* [THE PROBLEM]: Which lines have the string "chambers"? Copy all of them from the entries below.

* [THE DATA]:
+-------+
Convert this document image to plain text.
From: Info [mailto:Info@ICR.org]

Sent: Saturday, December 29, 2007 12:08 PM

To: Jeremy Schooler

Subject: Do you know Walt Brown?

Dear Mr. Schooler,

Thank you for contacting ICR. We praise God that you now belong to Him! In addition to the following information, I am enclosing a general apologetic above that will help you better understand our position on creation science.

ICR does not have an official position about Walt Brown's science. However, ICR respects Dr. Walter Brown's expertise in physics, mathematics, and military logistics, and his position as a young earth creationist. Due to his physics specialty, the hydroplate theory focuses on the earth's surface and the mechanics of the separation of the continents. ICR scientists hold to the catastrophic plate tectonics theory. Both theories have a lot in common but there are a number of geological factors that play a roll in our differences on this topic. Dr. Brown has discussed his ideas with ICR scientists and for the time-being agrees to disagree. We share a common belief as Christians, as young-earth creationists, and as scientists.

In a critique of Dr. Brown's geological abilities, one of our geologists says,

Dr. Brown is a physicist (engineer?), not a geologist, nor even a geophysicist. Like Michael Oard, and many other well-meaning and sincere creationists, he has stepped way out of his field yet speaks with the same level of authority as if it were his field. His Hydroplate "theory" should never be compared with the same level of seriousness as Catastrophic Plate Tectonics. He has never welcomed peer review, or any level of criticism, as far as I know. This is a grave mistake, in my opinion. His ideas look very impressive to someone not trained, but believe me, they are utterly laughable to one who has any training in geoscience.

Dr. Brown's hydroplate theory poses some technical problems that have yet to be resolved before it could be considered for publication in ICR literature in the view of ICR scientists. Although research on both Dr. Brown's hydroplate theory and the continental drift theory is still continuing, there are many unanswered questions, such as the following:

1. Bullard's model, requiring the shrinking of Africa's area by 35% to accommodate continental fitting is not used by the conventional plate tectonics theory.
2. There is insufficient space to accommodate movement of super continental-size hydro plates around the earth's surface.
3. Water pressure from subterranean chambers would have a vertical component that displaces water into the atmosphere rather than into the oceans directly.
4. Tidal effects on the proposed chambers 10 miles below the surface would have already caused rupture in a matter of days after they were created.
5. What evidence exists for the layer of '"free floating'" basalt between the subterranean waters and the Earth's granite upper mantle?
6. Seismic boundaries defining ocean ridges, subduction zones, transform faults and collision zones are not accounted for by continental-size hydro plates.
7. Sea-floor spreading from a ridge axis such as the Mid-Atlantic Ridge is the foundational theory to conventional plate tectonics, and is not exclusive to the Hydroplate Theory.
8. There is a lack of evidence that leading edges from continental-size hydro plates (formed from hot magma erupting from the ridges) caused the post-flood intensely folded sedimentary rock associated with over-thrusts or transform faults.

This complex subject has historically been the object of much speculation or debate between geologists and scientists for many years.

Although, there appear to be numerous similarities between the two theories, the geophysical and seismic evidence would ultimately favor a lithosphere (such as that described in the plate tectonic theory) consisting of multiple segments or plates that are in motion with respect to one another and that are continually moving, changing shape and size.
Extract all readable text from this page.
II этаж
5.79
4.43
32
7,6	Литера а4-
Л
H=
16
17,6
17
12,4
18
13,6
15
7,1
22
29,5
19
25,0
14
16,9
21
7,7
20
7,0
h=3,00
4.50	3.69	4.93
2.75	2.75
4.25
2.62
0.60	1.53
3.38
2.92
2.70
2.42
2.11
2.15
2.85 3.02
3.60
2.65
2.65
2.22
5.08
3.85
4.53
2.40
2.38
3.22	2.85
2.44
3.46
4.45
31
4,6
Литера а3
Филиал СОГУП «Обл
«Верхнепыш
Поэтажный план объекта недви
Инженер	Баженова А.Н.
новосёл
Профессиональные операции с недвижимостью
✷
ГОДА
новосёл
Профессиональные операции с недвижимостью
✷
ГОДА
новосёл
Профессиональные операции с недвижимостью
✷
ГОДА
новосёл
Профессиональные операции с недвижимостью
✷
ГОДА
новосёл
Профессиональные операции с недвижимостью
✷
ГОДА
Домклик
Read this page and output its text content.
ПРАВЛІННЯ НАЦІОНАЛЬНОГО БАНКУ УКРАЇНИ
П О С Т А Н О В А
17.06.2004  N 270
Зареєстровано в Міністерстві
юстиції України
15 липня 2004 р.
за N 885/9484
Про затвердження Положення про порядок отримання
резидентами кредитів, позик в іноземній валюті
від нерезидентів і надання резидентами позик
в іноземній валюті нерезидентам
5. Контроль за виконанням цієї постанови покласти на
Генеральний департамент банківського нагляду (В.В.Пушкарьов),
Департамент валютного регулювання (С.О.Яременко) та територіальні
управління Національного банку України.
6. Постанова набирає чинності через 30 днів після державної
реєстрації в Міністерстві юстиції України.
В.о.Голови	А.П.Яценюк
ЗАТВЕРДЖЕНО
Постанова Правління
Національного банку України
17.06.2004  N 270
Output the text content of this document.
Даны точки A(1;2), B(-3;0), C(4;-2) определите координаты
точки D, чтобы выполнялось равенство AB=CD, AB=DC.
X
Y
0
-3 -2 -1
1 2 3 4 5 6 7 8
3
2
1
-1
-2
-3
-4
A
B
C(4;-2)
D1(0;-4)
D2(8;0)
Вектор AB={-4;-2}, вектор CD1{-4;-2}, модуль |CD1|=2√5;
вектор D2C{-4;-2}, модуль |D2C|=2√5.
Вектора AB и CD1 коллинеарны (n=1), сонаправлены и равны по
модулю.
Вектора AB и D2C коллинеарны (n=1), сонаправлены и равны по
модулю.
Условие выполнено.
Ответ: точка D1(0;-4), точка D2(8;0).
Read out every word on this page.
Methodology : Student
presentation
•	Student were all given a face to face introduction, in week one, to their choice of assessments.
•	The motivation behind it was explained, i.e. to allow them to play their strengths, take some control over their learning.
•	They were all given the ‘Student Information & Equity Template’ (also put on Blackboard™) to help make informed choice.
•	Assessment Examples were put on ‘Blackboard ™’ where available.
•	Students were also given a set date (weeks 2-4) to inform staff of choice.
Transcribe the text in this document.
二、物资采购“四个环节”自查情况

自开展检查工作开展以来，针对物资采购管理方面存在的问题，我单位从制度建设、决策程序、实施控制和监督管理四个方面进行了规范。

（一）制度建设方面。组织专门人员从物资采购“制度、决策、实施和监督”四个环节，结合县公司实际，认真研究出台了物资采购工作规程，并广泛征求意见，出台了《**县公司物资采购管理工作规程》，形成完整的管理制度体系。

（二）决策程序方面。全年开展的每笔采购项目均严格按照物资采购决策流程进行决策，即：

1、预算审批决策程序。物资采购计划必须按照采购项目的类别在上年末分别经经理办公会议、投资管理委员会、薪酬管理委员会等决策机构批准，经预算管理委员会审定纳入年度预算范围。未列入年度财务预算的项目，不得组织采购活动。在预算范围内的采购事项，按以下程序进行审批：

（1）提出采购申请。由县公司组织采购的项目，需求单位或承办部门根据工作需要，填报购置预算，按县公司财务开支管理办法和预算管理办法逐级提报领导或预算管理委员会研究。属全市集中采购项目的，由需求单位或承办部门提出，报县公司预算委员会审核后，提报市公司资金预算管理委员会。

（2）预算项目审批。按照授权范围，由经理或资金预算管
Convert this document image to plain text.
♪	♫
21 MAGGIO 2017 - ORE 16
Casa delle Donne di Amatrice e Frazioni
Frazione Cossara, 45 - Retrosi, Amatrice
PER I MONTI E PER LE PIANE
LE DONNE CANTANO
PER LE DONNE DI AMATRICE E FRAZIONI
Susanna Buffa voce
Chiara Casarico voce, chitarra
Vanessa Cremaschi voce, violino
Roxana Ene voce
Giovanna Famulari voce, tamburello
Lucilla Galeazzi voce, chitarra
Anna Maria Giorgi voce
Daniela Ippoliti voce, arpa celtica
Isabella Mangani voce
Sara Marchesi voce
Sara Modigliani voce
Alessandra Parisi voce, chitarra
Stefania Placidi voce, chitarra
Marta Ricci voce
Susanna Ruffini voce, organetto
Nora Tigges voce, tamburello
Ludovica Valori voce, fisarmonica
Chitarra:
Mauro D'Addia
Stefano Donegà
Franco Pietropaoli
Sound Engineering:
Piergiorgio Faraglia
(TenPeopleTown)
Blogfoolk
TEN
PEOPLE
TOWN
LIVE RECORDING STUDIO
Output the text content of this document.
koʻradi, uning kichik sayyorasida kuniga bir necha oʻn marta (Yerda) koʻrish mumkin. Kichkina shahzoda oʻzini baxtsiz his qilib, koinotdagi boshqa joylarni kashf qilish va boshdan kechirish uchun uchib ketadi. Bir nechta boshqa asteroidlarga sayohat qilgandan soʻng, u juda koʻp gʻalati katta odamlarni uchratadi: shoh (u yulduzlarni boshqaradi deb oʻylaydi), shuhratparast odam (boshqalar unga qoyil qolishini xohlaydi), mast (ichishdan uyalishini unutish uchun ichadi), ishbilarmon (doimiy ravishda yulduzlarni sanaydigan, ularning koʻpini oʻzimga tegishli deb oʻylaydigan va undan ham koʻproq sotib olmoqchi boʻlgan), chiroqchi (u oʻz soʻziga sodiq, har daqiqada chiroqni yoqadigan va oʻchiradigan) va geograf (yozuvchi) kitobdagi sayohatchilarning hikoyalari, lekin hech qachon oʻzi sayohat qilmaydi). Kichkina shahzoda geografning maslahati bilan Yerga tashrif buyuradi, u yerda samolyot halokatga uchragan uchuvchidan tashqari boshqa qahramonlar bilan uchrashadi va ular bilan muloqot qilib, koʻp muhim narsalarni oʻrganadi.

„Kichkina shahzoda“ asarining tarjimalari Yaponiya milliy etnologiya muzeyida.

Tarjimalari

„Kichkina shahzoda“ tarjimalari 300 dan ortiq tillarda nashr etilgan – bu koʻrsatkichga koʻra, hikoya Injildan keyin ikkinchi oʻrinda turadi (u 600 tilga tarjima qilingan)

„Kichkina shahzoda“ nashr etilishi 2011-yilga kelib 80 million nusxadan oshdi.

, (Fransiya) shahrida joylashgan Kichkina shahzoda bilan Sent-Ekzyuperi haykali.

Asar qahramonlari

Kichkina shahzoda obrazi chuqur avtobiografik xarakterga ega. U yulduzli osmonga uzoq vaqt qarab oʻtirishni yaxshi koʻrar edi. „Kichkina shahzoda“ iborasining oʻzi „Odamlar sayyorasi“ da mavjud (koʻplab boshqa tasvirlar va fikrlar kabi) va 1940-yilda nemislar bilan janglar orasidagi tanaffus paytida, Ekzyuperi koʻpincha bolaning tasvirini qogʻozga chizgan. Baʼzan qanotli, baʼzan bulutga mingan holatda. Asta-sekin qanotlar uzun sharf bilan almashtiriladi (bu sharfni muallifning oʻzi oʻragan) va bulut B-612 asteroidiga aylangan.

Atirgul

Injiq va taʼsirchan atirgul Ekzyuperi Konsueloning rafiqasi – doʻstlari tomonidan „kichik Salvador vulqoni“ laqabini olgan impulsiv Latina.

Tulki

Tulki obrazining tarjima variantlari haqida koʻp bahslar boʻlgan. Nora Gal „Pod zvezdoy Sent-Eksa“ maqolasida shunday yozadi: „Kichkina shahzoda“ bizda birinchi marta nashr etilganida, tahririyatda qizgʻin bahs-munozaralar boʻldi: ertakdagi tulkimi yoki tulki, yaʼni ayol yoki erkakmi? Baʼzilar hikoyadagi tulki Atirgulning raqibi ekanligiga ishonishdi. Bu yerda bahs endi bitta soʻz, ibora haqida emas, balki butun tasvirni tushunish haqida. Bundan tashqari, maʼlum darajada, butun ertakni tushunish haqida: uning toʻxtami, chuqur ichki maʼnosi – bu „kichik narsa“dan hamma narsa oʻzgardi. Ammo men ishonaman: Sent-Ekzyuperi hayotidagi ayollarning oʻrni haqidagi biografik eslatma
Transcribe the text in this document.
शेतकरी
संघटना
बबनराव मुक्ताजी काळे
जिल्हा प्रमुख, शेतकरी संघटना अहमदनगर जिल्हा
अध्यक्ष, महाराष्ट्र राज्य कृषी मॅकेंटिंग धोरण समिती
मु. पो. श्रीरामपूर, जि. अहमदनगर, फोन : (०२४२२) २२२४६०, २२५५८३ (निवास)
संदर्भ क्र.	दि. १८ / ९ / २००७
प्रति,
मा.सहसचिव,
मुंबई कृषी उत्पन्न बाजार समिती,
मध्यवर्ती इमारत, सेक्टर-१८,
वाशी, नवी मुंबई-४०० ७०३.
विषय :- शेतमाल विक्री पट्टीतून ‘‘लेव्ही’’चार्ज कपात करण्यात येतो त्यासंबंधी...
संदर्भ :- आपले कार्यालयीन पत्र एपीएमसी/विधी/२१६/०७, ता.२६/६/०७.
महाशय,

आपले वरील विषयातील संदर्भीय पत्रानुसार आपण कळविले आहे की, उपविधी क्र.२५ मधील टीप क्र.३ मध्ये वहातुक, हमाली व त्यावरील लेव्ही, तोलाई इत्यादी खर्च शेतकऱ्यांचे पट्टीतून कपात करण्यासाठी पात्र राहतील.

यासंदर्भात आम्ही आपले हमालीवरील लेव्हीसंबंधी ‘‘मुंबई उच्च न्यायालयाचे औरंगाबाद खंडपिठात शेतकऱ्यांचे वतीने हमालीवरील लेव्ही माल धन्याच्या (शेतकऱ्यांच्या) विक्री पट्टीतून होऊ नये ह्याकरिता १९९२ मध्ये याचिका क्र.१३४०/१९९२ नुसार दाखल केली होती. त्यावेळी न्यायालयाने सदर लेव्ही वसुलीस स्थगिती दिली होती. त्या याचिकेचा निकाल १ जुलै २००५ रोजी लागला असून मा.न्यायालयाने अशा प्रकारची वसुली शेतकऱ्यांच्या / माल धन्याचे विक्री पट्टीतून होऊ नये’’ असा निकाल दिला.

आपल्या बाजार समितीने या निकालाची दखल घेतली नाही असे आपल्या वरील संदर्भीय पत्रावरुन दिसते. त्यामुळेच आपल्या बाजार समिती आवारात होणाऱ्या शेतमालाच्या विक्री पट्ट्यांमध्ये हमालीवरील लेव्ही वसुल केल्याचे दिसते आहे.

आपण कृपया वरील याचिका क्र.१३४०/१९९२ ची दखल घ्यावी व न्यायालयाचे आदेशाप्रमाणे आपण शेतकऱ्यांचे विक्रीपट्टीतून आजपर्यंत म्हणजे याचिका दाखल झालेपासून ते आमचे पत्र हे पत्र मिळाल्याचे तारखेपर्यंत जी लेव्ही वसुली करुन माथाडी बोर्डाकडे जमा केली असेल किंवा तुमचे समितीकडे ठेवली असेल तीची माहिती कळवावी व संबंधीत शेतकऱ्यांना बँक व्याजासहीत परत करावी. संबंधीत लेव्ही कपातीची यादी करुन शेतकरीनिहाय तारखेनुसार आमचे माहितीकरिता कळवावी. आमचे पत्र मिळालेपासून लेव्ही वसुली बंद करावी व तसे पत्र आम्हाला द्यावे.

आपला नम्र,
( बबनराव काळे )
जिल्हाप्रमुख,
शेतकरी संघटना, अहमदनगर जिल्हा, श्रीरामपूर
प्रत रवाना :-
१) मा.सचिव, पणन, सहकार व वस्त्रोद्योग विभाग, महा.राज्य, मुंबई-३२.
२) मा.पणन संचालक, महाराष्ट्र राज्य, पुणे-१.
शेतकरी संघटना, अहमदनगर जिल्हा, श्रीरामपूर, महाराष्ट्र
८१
+-------+
* [SOLUTION TO THIS PROBLEM]:
3. Water pressure from subterranean chambers would have a vertical component that displaces water into the atmosphere rather than into the oceans directly.
4. Tidal effects on the proposed chambers 10 miles below the surface would have already caused rupture in a matter of days after they were created.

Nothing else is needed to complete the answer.